Tally the lines that include the word "Responders" and reply with nothing but the total.

━━━━

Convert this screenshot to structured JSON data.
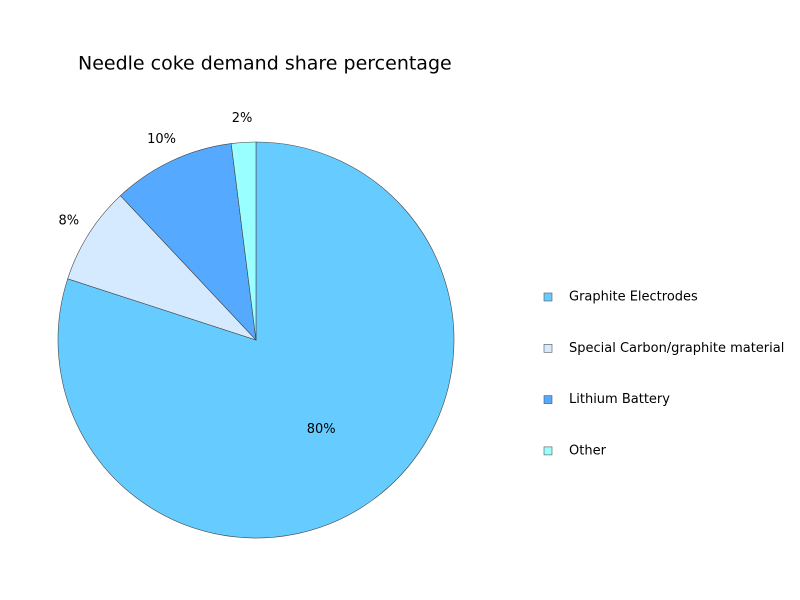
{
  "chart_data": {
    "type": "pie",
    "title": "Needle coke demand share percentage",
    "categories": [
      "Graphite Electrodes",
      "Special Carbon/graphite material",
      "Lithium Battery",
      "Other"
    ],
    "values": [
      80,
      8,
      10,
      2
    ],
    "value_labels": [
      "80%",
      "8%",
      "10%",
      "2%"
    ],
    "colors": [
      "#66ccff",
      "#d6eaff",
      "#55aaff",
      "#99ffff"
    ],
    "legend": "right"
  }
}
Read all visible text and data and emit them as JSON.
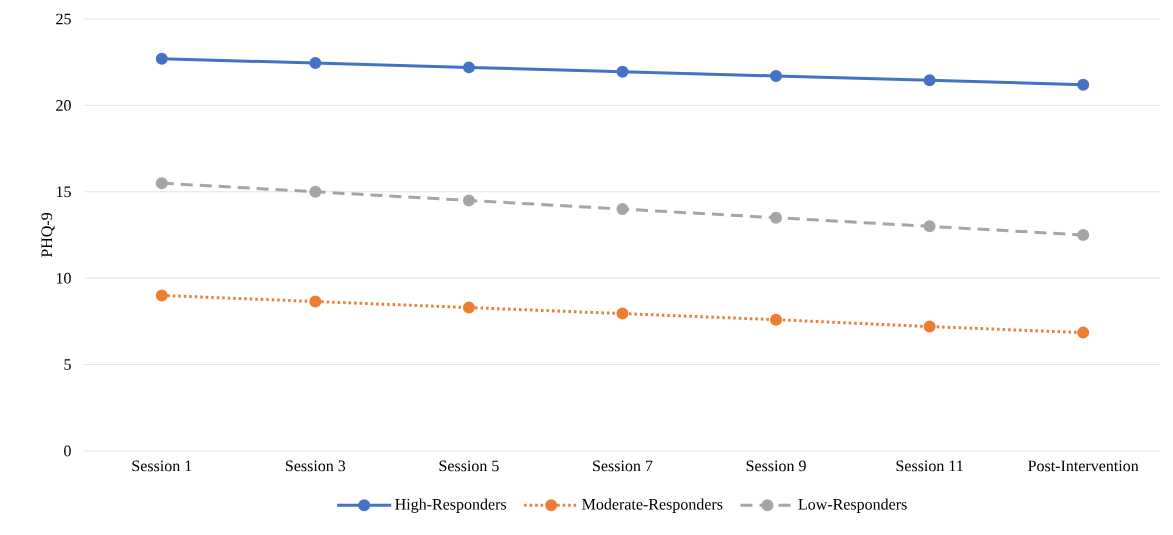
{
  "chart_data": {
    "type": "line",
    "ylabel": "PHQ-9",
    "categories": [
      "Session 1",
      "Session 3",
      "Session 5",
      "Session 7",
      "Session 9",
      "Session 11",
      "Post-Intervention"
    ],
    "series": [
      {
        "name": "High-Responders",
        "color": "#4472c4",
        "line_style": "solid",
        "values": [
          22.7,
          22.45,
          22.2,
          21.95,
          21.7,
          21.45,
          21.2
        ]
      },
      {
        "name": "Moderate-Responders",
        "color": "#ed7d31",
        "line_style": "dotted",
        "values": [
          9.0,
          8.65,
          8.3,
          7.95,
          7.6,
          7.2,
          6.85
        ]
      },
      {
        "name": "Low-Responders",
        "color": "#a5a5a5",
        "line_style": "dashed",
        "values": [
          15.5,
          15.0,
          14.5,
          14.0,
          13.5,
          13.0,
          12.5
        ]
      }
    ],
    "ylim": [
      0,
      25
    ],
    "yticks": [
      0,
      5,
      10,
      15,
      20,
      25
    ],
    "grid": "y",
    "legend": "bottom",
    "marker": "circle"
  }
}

━━━━

Task solution
3